↓

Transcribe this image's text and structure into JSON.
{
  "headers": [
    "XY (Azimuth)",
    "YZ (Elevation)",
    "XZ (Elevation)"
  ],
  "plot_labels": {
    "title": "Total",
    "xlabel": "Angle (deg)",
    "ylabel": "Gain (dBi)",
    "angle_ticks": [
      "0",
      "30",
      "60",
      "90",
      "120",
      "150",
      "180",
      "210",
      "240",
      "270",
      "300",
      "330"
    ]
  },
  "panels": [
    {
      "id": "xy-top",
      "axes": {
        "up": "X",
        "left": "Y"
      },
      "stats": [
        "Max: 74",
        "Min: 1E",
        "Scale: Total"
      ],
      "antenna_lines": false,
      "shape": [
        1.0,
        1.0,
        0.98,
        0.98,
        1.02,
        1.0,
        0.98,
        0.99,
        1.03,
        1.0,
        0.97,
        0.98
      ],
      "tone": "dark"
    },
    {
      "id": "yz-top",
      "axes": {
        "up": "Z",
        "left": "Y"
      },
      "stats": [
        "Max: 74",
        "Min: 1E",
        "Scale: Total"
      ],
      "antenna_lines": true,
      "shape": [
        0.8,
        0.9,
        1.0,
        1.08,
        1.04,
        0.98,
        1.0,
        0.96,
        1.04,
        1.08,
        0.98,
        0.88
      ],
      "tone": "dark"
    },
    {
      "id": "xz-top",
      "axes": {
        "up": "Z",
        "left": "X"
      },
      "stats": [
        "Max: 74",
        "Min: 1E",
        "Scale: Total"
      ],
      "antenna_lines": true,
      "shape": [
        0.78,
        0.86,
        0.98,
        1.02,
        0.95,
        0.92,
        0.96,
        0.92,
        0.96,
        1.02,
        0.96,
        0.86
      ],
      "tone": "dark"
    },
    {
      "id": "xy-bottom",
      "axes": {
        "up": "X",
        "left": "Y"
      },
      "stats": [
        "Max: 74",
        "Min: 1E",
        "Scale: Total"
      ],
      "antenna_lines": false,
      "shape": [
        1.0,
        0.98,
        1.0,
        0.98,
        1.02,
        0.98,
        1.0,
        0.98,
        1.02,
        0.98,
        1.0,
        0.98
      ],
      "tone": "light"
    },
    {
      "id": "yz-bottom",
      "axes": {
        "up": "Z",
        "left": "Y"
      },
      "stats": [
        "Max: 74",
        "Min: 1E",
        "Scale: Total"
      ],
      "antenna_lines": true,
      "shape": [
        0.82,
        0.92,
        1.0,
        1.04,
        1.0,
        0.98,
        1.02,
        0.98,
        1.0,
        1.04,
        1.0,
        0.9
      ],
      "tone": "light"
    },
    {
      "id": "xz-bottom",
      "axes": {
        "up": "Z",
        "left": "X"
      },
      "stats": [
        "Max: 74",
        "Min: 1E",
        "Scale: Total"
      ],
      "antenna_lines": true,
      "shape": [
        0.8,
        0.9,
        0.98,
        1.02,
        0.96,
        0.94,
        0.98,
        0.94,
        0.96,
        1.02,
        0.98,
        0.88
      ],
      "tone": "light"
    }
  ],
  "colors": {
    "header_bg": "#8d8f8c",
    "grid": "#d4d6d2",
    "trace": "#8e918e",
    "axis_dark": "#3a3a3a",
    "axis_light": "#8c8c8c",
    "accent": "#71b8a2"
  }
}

↑

▶ EXERCISE TASK:
Take every line from the records above that has the word "bottom" and copy it.

▶ ANSWER TO THE EXERCISE:
      "id": "xy-bottom",
      "id": "yz-bottom",
      "id": "xz-bottom",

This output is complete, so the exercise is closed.